┏━━

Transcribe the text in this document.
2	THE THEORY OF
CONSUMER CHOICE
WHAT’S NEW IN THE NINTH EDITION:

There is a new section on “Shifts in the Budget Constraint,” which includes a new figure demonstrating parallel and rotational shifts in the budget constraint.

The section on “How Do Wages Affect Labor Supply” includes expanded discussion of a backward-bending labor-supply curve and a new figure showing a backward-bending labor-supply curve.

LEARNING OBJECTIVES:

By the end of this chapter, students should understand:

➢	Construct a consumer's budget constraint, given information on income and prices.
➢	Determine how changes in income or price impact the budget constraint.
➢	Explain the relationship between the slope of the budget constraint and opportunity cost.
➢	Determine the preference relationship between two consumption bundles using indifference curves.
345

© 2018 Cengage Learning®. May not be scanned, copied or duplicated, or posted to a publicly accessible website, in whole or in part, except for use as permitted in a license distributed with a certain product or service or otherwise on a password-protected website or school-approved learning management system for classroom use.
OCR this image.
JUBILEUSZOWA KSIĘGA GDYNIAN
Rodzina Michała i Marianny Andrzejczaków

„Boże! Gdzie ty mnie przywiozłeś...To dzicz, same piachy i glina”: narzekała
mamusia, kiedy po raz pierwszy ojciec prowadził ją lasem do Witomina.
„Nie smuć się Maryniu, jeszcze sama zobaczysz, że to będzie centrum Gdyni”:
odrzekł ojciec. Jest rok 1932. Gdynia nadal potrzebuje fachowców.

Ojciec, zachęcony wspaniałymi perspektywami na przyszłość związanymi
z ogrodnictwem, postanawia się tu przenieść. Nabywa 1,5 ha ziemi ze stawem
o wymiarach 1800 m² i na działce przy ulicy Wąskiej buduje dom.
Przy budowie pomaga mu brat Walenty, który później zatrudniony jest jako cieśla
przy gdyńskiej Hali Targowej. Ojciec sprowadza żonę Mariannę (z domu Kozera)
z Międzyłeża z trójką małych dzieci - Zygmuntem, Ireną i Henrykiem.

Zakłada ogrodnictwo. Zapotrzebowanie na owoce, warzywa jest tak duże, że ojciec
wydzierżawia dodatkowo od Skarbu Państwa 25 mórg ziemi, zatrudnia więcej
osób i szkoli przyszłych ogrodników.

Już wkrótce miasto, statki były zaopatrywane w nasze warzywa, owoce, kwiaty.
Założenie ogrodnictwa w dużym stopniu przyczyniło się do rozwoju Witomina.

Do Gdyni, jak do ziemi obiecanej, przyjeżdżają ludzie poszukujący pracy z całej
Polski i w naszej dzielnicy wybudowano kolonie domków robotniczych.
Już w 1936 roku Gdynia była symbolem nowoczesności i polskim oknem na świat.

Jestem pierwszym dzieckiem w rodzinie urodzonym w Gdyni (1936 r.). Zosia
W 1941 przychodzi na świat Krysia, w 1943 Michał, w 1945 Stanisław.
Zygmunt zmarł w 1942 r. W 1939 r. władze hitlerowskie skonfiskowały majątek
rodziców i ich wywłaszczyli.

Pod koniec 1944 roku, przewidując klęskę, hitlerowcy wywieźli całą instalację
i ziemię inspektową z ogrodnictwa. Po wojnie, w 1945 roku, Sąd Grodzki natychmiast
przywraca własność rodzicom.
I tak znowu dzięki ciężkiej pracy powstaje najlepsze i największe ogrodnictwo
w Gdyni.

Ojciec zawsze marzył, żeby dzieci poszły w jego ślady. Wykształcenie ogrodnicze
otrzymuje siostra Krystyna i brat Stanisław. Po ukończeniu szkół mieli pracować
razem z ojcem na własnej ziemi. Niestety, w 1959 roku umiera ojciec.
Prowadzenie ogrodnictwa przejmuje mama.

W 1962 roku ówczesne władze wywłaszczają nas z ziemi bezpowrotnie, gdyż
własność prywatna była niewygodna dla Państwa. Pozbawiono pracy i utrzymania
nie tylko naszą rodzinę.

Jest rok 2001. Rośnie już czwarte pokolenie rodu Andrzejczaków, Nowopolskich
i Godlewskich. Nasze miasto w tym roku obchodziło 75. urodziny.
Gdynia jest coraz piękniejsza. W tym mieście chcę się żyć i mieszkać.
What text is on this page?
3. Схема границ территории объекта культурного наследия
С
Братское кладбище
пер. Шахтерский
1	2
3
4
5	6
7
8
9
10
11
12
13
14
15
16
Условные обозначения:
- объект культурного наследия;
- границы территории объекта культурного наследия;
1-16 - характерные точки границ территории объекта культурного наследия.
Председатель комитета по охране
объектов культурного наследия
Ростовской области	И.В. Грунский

┗━━

Directions> State only how many lines in the material include "pracy".

Solution> 3